[Excerpts from a dataset]

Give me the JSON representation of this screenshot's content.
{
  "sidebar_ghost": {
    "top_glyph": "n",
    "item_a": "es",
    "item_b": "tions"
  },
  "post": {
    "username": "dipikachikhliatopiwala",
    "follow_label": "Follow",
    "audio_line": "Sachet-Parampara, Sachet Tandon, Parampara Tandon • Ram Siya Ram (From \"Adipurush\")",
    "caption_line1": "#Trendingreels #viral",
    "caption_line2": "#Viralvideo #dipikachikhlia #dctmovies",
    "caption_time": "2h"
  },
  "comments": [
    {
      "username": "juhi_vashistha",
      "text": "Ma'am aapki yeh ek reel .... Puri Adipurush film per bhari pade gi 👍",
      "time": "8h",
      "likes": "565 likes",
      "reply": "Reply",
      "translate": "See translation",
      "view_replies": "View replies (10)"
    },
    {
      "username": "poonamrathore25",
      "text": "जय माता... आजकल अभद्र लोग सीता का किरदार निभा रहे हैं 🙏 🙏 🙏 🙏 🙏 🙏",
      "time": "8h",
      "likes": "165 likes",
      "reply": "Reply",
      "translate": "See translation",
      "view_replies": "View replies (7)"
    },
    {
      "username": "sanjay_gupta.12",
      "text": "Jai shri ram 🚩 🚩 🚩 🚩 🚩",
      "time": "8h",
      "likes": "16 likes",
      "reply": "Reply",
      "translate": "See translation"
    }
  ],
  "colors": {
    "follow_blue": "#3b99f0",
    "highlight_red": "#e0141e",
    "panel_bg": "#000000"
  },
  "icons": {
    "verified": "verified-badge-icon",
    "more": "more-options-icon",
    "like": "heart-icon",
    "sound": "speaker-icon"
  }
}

### [REQUIRED ACTION]
Print the data above exactly.

### [TASK OUTPUT]
Give me the JSON representation of this screenshot's content.
{
  "sidebar_ghost": {
    "top_glyph": "n",
    "item_a": "es",
    "item_b": "tions"
  },
  "post": {
    "username": "dipikachikhliatopiwala",
    "follow_label": "Follow",
    "audio_line": "Sachet-Parampara, Sachet Tandon, Parampara Tandon • Ram Siya Ram (From \"Adipurush\")",
    "caption_line1": "#Trendingreels #viral",
    "caption_line2": "#Viralvideo #dipikachikhlia #dctmovies",
    "caption_time": "2h"
  },
  "comments": [
    {
      "username": "juhi_vashistha",
      "text": "Ma'am aapki yeh ek reel .... Puri Adipurush film per bhari pade gi 👍",
      "time": "8h",
      "likes": "565 likes",
      "reply": "Reply",
      "translate": "See translation",
      "view_replies": "View replies (10)"
    },
    {
      "username": "poonamrathore25",
      "text": "जय माता... आजकल अभद्र लोग सीता का किरदार निभा रहे हैं 🙏 🙏 🙏 🙏 🙏 🙏",
      "time": "8h",
      "likes": "165 likes",
      "reply": "Reply",
      "translate": "See translation",
      "view_replies": "View replies (7)"
    },
    {
      "username": "sanjay_gupta.12",
      "text": "Jai shri ram 🚩 🚩 🚩 🚩 🚩",
      "time": "8h",
      "likes": "16 likes",
      "reply": "Reply",
      "translate": "See translation"
    }
  ],
  "colors": {
    "follow_blue": "#3b99f0",
    "highlight_red": "#e0141e",
    "panel_bg": "#000000"
  },
  "icons": {
    "verified": "verified-badge-icon",
    "more": "more-options-icon",
    "like": "heart-icon",
    "sound": "speaker-icon"
  }
}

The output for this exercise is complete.